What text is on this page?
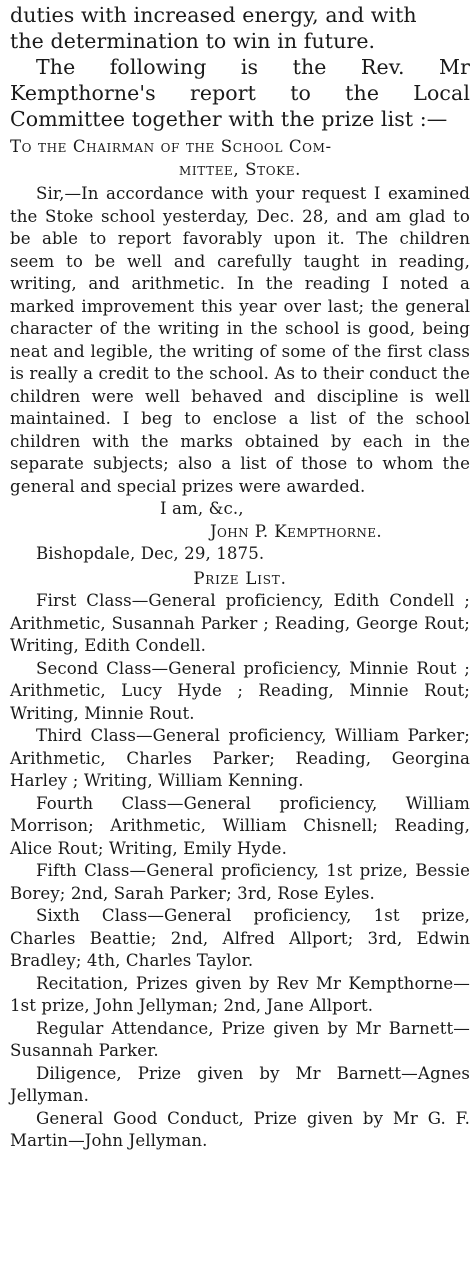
duties with increased energy, and with

the determination to win in future.

The following is the Rev. Mr Kempthorne's report to the Local Committee together with the prize list :—

To the Chairman of the School Com-

mittee, Stoke.

Sir,—In accordance with your request I examined the Stoke school yesterday, Dec. 28, and am glad to be able to report favorably upon it. The children seem to be well and carefully taught in reading, writing, and arithmetic. In the reading I noted a marked improvement this year over last; the general character of the writing in the school is good, being neat and legible, the writing of some of the first class is really a credit to the school. As to their conduct the children were well behaved and discipline is well maintained. I beg to enclose a list of the school children with the marks obtained by each in the separate subjects; also a list of those to whom the general and special prizes were awarded.

I am, &c.,

John P. Kempthorne.

Bishopdale, Dec, 29, 1875.

Prize List.

First Class—General proficiency, Edith Condell ; Arithmetic, Susannah Parker ; Reading, George Rout; Writing, Edith Condell.

Second Class—General proficiency, Minnie Rout ; Arithmetic, Lucy Hyde ; Reading, Minnie Rout; Writing, Minnie Rout.

Third Class—General proficiency, William Parker; Arithmetic, Charles Parker; Reading, Georgina Harley ; Writing, William Kenning.

Fourth Class—General proficiency, William Morrison; Arithmetic, William Chisnell; Reading, Alice Rout; Writing, Emily Hyde.

Fifth Class—General proficiency, 1st prize, Bessie Borey; 2nd, Sarah Parker; 3rd, Rose Eyles.

Sixth Class—General proficiency, 1st prize, Charles Beattie; 2nd, Alfred Allport; 3rd, Edwin Bradley; 4th, Charles Taylor.

Recitation, Prizes given by Rev Mr Kempthorne—1st prize, John Jellyman; 2nd, Jane Allport.

Regular Attendance, Prize given by Mr Barnett—Susannah Parker.

Diligence, Prize given by Mr Barnett—Agnes Jellyman.

General Good Conduct, Prize given by Mr G. F. Martin—John Jellyman.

+ + +

#### REQUIREMENTS:
Your copy should match the entries exactly, minus the pictures.

#### COMPLETE RESPONSE:
What text is on this page?
duties with increased energy, and with

the determination to win in future.

The following is the Rev. Mr Kempthorne's report to the Local Committee together with the prize list :—

To the Chairman of the School Com-

mittee, Stoke.

Sir,—In accordance with your request I examined the Stoke school yesterday, Dec. 28, and am glad to be able to report favorably upon it. The children seem to be well and carefully taught in reading, writing, and arithmetic. In the reading I noted a marked improvement this year over last; the general character of the writing in the school is good, being neat and legible, the writing of some of the first class is really a credit to the school. As to their conduct the children were well behaved and discipline is well maintained. I beg to enclose a list of the school children with the marks obtained by each in the separate subjects; also a list of those to whom the general and special prizes were awarded.

I am, &c.,

John P. Kempthorne.

Bishopdale, Dec, 29, 1875.

Prize List.

First Class—General proficiency, Edith Condell ; Arithmetic, Susannah Parker ; Reading, George Rout; Writing, Edith Condell.

Second Class—General proficiency, Minnie Rout ; Arithmetic, Lucy Hyde ; Reading, Minnie Rout; Writing, Minnie Rout.

Third Class—General proficiency, William Parker; Arithmetic, Charles Parker; Reading, Georgina Harley ; Writing, William Kenning.

Fourth Class—General proficiency, William Morrison; Arithmetic, William Chisnell; Reading, Alice Rout; Writing, Emily Hyde.

Fifth Class—General proficiency, 1st prize, Bessie Borey; 2nd, Sarah Parker; 3rd, Rose Eyles.

Sixth Class—General proficiency, 1st prize, Charles Beattie; 2nd, Alfred Allport; 3rd, Edwin Bradley; 4th, Charles Taylor.

Recitation, Prizes given by Rev Mr Kempthorne—1st prize, John Jellyman; 2nd, Jane Allport.

Regular Attendance, Prize given by Mr Barnett—Susannah Parker.

Diligence, Prize given by Mr Barnett—Agnes Jellyman.

General Good Conduct, Prize given by Mr G. F. Martin—John Jellyman.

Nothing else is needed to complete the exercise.